Your task is to copy the listing exactly. Drop any pictures from the copy.

===== Provided data

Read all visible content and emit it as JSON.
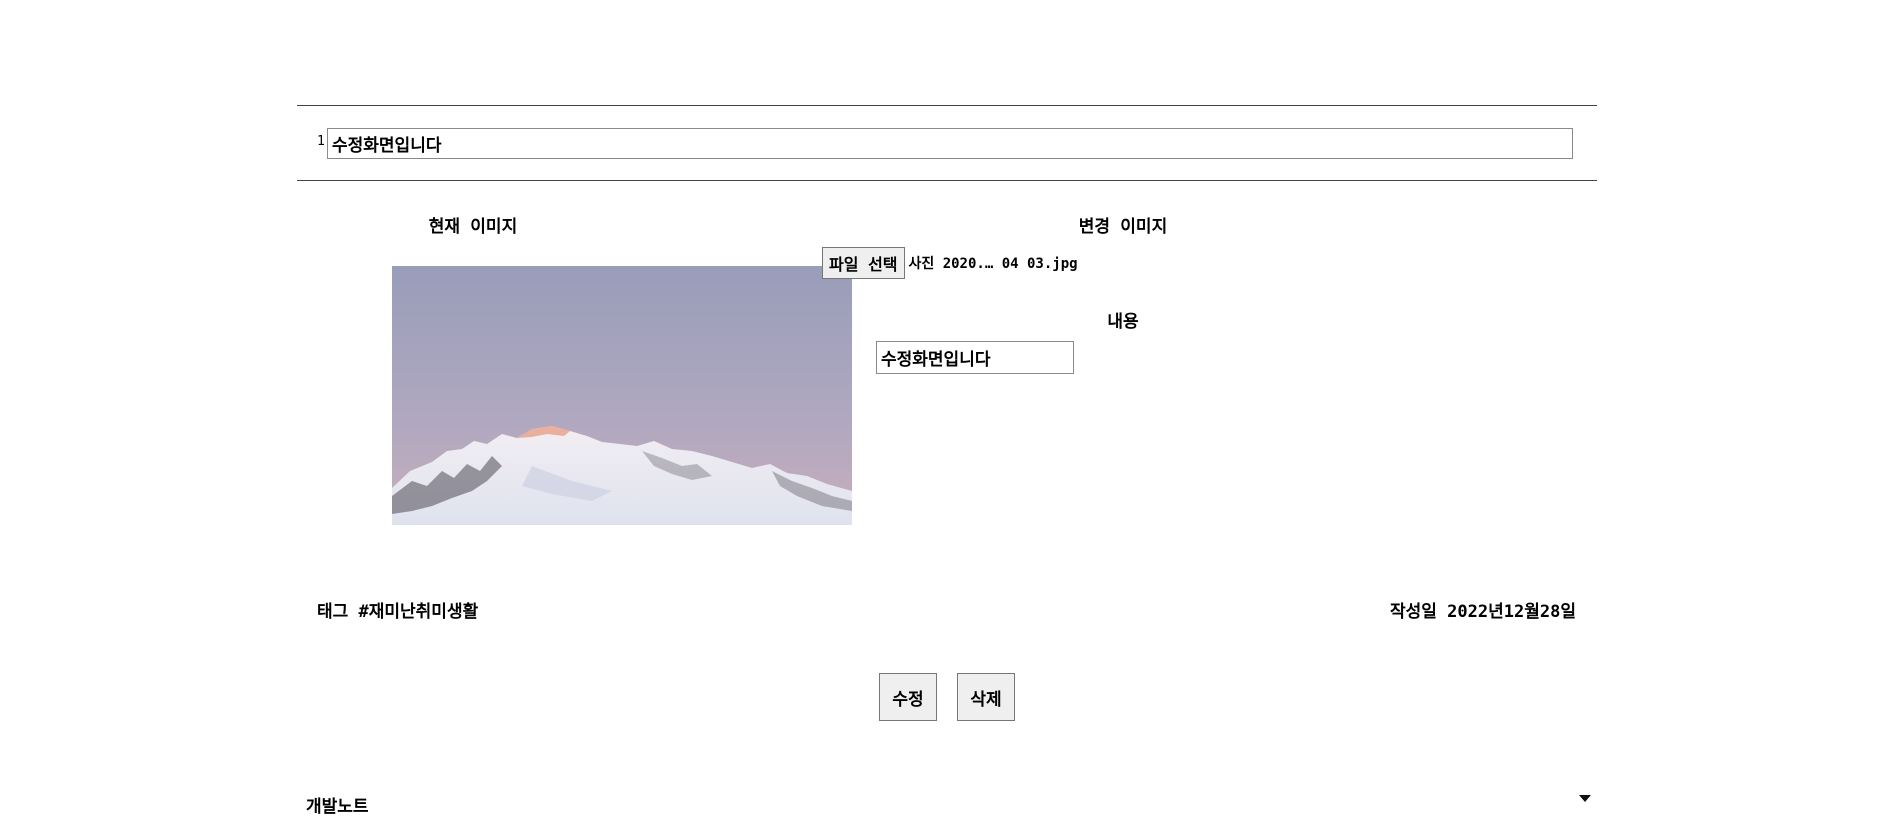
{
  "post": {
    "number": "1",
    "title_value": "수정화면입니다"
  },
  "current_image": {
    "heading": "현재 이미지"
  },
  "change_image": {
    "heading": "변경 이미지",
    "file_button": "파일 선택",
    "file_name": "사진 2020.… 04 03.jpg"
  },
  "content": {
    "label": "내용",
    "value": "수정화면입니다"
  },
  "meta": {
    "tag": "태그 #재미난취미생활",
    "date": "작성일 2022년12월28일"
  },
  "actions": {
    "edit_label": "수정",
    "delete_label": "삭제"
  },
  "footer": {
    "note": "개발노트"
  }
}
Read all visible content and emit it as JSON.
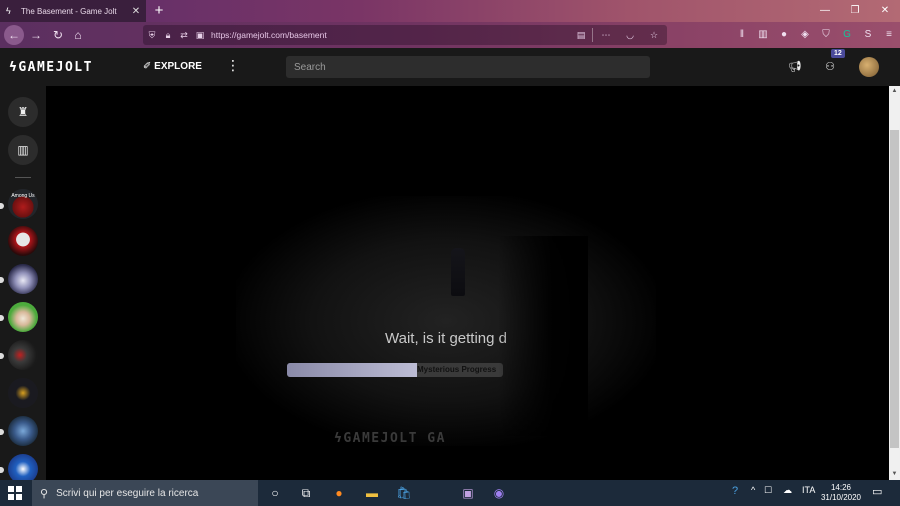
{
  "browser": {
    "tab_title": "The Basement - Game Jolt",
    "tab_close": "✕",
    "new_tab": "+",
    "url": "https://gamejolt.com/basement",
    "window_controls": {
      "minimize": "—",
      "restore": "❐",
      "close": "✕"
    }
  },
  "gj_header": {
    "logo": "ϟGAMEJOLT",
    "explore_label": "EXPLORE",
    "explore_icon": "✐",
    "more": "⋮",
    "search_placeholder": "Search",
    "notification_count": "12"
  },
  "sidebar": {
    "communities": [
      "Among Us",
      "Community 2",
      "Community 3",
      "Community 4",
      "Community 5",
      "Community 6",
      "Community 7",
      "Community 8"
    ]
  },
  "main": {
    "wait_text": "Wait, is it getting d",
    "progress_label": "Mysterious Progress",
    "progress_fraction": 0.6,
    "footer_logo": "ϟGAMEJOLT GA"
  },
  "taskbar": {
    "search_placeholder": "Scrivi qui per eseguire la ricerca",
    "language": "ITA",
    "time": "14:26",
    "date": "31/10/2020"
  },
  "colors": {
    "accent_purple": "#4a4a9a",
    "progress_fill": "#bcbcd4",
    "header_bg": "#191919"
  }
}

==========

▶ _Response below_
Read all visible content and emit it as JSON.
{
  "post": {
    "number": "1",
    "title_value": "수정화면입니다"
  },
  "current_image": {
    "heading": "현재 이미지"
  },
  "change_image": {
    "heading": "변경 이미지",
    "file_button": "파일 선택",
    "file_name": "사진 2020.… 04 03.jpg"
  },
  "content": {
    "label": "내용",
    "value": "수정화면입니다"
  },
  "meta": {
    "tag": "태그 #재미난취미생활",
    "date": "작성일 2022년12월28일"
  },
  "actions": {
    "edit_label": "수정",
    "delete_label": "삭제"
  },
  "footer": {
    "note": "개발노트"
  }
}
Read all visible content and emit it as JSON.
{
  "browser": {
    "tab_title": "The Basement - Game Jolt",
    "tab_close": "✕",
    "new_tab": "+",
    "url": "https://gamejolt.com/basement",
    "window_controls": {
      "minimize": "—",
      "restore": "❐",
      "close": "✕"
    }
  },
  "gj_header": {
    "logo": "ϟGAMEJOLT",
    "explore_label": "EXPLORE",
    "explore_icon": "✐",
    "more": "⋮",
    "search_placeholder": "Search",
    "notification_count": "12"
  },
  "sidebar": {
    "communities": [
      "Among Us",
      "Community 2",
      "Community 3",
      "Community 4",
      "Community 5",
      "Community 6",
      "Community 7",
      "Community 8"
    ]
  },
  "main": {
    "wait_text": "Wait, is it getting d",
    "progress_label": "Mysterious Progress",
    "progress_fraction": 0.6,
    "footer_logo": "ϟGAMEJOLT GA"
  },
  "taskbar": {
    "search_placeholder": "Scrivi qui per eseguire la ricerca",
    "language": "ITA",
    "time": "14:26",
    "date": "31/10/2020"
  },
  "colors": {
    "accent_purple": "#4a4a9a",
    "progress_fill": "#bcbcd4",
    "header_bg": "#191919"
  }
}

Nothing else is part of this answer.